**WORK INSTRUCTIONS:** Identify each line below containing the string "text" and copy it.

-- begin RECORD SET --

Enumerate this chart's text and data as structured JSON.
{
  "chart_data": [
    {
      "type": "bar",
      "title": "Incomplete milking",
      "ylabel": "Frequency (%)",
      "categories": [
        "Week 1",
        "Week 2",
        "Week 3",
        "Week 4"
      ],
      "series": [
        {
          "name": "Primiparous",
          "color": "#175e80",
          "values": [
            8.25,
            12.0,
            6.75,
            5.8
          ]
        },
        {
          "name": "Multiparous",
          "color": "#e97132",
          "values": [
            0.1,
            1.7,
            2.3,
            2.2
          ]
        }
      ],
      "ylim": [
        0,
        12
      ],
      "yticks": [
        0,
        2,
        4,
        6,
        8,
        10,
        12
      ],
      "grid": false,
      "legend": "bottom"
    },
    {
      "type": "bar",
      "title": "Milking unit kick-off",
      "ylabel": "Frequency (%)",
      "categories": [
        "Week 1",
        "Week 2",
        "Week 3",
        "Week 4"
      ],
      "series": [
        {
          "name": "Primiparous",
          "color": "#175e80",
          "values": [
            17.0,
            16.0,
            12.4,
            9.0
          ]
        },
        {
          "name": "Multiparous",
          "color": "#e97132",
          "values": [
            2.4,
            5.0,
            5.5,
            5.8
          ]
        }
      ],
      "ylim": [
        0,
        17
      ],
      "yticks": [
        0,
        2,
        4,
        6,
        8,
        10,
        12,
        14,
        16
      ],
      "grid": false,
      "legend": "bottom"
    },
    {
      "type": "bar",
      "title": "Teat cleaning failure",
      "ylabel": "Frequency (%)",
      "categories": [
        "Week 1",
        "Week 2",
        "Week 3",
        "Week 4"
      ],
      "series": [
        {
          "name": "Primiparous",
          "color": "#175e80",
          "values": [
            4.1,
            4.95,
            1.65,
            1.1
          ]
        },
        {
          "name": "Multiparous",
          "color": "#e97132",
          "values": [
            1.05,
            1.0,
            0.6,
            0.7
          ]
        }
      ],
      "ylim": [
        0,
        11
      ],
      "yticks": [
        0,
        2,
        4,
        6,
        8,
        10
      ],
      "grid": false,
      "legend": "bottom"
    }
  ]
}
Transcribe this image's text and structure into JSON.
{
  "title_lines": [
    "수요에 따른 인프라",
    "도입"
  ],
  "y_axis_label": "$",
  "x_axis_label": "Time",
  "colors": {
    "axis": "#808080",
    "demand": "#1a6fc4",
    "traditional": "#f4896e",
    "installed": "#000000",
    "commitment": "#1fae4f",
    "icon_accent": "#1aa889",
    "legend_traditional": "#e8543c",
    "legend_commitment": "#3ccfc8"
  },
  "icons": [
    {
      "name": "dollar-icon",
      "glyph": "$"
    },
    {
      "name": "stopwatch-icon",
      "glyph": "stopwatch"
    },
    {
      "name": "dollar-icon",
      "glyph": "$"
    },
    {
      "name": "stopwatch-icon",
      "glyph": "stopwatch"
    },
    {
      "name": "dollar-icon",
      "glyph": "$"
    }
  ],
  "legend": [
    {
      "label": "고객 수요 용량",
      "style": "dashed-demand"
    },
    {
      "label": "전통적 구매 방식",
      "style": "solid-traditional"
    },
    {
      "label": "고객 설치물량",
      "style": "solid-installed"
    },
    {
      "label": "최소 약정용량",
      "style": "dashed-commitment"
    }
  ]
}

-- end RECORD SET --

**RESULT FOR THIS TASK:**
Enumerate this chart's text and data as structured JSON.
Transcribe this image's text and structure into JSON.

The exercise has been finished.